#### DATA ROWS
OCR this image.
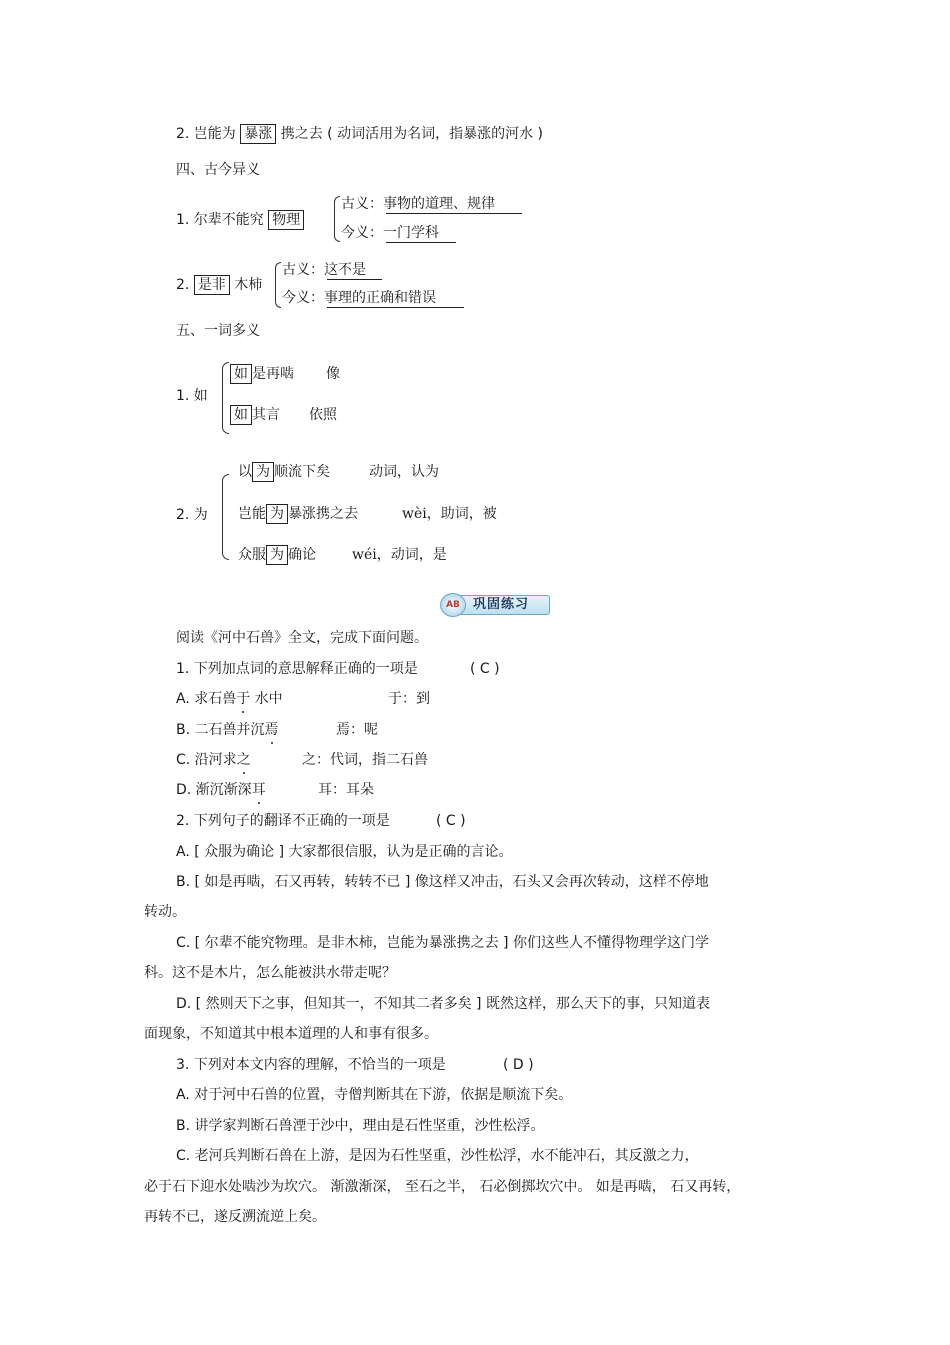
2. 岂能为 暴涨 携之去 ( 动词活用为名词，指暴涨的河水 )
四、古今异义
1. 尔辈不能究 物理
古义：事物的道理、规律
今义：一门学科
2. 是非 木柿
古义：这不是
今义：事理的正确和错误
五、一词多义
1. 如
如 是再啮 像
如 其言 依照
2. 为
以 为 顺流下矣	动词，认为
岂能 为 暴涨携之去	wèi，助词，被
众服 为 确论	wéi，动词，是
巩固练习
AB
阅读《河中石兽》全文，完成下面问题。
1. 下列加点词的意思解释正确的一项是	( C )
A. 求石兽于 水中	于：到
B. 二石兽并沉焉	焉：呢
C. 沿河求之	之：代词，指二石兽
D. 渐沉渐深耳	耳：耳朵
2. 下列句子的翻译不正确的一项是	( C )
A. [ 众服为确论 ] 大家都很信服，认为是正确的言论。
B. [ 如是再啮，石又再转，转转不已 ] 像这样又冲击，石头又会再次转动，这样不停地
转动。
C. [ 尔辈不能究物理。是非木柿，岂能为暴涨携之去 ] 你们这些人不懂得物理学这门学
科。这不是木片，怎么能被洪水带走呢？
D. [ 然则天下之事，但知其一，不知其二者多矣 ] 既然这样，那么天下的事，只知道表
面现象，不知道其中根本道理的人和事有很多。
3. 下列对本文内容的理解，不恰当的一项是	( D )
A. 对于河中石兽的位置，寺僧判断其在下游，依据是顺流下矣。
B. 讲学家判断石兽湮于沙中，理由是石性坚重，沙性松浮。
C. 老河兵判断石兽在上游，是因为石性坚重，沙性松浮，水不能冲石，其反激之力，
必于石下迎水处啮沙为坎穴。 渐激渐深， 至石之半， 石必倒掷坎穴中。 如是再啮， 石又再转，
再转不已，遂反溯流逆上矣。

#### SET TASK
Transcribe all the lines above exactly, apart from the pictures.

#### PROBLEM SOLUTION
OCR this image.
2. 岂能为 暴涨 携之去 ( 动词活用为名词，指暴涨的河水 )
四、古今异义
1. 尔辈不能究 物理
古义：事物的道理、规律
今义：一门学科
2. 是非 木柿
古义：这不是
今义：事理的正确和错误
五、一词多义
1. 如
如 是再啮 像
如 其言 依照
2. 为
以 为 顺流下矣	动词，认为
岂能 为 暴涨携之去	wèi，助词，被
众服 为 确论	wéi，动词，是
巩固练习
AB
阅读《河中石兽》全文，完成下面问题。
1. 下列加点词的意思解释正确的一项是	( C )
A. 求石兽于 水中	于：到
B. 二石兽并沉焉	焉：呢
C. 沿河求之	之：代词，指二石兽
D. 渐沉渐深耳	耳：耳朵
2. 下列句子的翻译不正确的一项是	( C )
A. [ 众服为确论 ] 大家都很信服，认为是正确的言论。
B. [ 如是再啮，石又再转，转转不已 ] 像这样又冲击，石头又会再次转动，这样不停地
转动。
C. [ 尔辈不能究物理。是非木柿，岂能为暴涨携之去 ] 你们这些人不懂得物理学这门学
科。这不是木片，怎么能被洪水带走呢？
D. [ 然则天下之事，但知其一，不知其二者多矣 ] 既然这样，那么天下的事，只知道表
面现象，不知道其中根本道理的人和事有很多。
3. 下列对本文内容的理解，不恰当的一项是	( D )
A. 对于河中石兽的位置，寺僧判断其在下游，依据是顺流下矣。
B. 讲学家判断石兽湮于沙中，理由是石性坚重，沙性松浮。
C. 老河兵判断石兽在上游，是因为石性坚重，沙性松浮，水不能冲石，其反激之力，
必于石下迎水处啮沙为坎穴。 渐激渐深， 至石之半， 石必倒掷坎穴中。 如是再啮， 石又再转，
再转不已，遂反溯流逆上矣。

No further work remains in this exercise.